* What you will do
Below is a block of records: output all of them exactly and leave out the pictures.
══ Supplied material
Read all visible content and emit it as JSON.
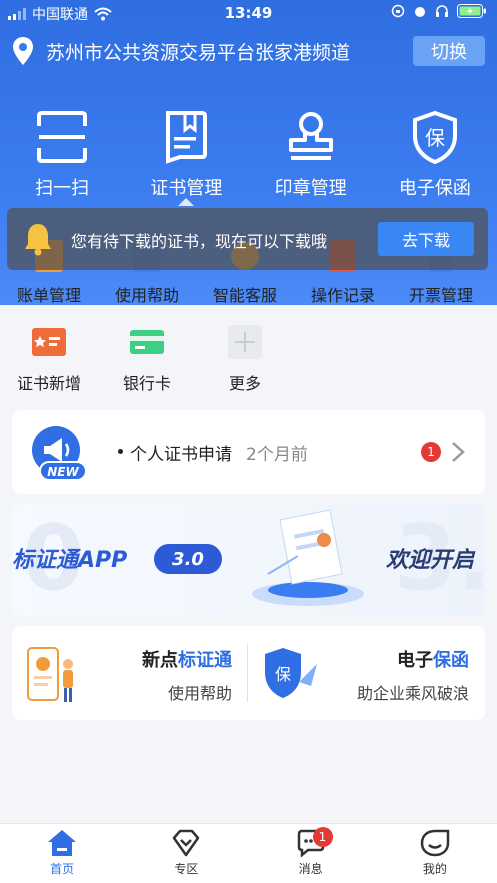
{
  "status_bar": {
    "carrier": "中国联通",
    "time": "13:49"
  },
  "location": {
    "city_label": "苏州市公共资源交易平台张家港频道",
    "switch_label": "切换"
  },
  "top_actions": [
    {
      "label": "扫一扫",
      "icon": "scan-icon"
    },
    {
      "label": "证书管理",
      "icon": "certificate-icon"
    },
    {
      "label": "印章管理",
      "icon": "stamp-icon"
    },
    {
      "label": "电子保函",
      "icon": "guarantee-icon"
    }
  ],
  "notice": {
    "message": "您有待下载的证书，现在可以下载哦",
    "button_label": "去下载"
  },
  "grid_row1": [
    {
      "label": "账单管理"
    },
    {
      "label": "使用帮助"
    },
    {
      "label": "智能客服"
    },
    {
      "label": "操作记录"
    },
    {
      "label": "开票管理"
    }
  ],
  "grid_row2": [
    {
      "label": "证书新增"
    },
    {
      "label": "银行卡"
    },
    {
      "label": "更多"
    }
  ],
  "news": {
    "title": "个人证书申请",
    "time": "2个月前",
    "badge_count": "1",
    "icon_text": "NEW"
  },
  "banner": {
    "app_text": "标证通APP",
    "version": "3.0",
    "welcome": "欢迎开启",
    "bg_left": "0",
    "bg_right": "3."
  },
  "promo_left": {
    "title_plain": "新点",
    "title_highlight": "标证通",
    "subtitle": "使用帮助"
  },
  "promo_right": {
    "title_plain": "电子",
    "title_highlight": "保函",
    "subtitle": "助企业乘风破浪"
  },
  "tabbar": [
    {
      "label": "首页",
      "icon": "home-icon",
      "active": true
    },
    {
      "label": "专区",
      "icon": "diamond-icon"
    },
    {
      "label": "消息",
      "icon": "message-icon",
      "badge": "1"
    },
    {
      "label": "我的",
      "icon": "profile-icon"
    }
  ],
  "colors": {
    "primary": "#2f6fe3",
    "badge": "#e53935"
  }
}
════
* Full output
Read all visible content and emit it as JSON.
{
  "status_bar": {
    "carrier": "中国联通",
    "time": "13:49"
  },
  "location": {
    "city_label": "苏州市公共资源交易平台张家港频道",
    "switch_label": "切换"
  },
  "top_actions": [
    {
      "label": "扫一扫",
      "icon": "scan-icon"
    },
    {
      "label": "证书管理",
      "icon": "certificate-icon"
    },
    {
      "label": "印章管理",
      "icon": "stamp-icon"
    },
    {
      "label": "电子保函",
      "icon": "guarantee-icon"
    }
  ],
  "notice": {
    "message": "您有待下载的证书，现在可以下载哦",
    "button_label": "去下载"
  },
  "grid_row1": [
    {
      "label": "账单管理"
    },
    {
      "label": "使用帮助"
    },
    {
      "label": "智能客服"
    },
    {
      "label": "操作记录"
    },
    {
      "label": "开票管理"
    }
  ],
  "grid_row2": [
    {
      "label": "证书新增"
    },
    {
      "label": "银行卡"
    },
    {
      "label": "更多"
    }
  ],
  "news": {
    "title": "个人证书申请",
    "time": "2个月前",
    "badge_count": "1",
    "icon_text": "NEW"
  },
  "banner": {
    "app_text": "标证通APP",
    "version": "3.0",
    "welcome": "欢迎开启",
    "bg_left": "0",
    "bg_right": "3."
  },
  "promo_left": {
    "title_plain": "新点",
    "title_highlight": "标证通",
    "subtitle": "使用帮助"
  },
  "promo_right": {
    "title_plain": "电子",
    "title_highlight": "保函",
    "subtitle": "助企业乘风破浪"
  },
  "tabbar": [
    {
      "label": "首页",
      "icon": "home-icon",
      "active": true
    },
    {
      "label": "专区",
      "icon": "diamond-icon"
    },
    {
      "label": "消息",
      "icon": "message-icon",
      "badge": "1"
    },
    {
      "label": "我的",
      "icon": "profile-icon"
    }
  ],
  "colors": {
    "primary": "#2f6fe3",
    "badge": "#e53935"
  }
}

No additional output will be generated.